§ **Stated goal**
Read the data and repeat all of it exactly.

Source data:
+--

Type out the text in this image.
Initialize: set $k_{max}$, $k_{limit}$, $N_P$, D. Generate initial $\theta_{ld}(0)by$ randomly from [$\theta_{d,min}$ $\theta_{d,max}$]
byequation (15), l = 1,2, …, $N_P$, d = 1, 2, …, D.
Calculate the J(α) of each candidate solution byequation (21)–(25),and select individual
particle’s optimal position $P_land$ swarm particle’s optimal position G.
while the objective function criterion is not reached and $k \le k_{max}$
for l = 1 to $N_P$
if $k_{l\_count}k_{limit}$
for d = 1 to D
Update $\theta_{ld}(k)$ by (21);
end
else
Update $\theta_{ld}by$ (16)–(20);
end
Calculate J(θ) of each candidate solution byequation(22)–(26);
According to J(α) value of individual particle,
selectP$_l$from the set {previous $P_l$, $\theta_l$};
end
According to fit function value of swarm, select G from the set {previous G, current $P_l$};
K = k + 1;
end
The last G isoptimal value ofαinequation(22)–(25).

+--

§ **Full response**
Type out the text in this image.
Initialize: set $k_{max}$, $k_{limit}$, $N_P$, D. Generate initial $\theta_{ld}(0)by$ randomly from [$\theta_{d,min}$ $\theta_{d,max}$]
byequation (15), l = 1,2, …, $N_P$, d = 1, 2, …, D.
Calculate the J(α) of each candidate solution byequation (21)–(25),and select individual
particle’s optimal position $P_land$ swarm particle’s optimal position G.
while the objective function criterion is not reached and $k \le k_{max}$
for l = 1 to $N_P$
if $k_{l\_count}k_{limit}$
for d = 1 to D
Update $\theta_{ld}(k)$ by (21);
end
else
Update $\theta_{ld}by$ (16)–(20);
end
Calculate J(θ) of each candidate solution byequation(22)–(26);
According to J(α) value of individual particle,
selectP$_l$from the set {previous $P_l$, $\theta_l$};
end
According to fit function value of swarm, select G from the set {previous G, current $P_l$};
K = k + 1;
end
The last G isoptimal value ofαinequation(22)–(25).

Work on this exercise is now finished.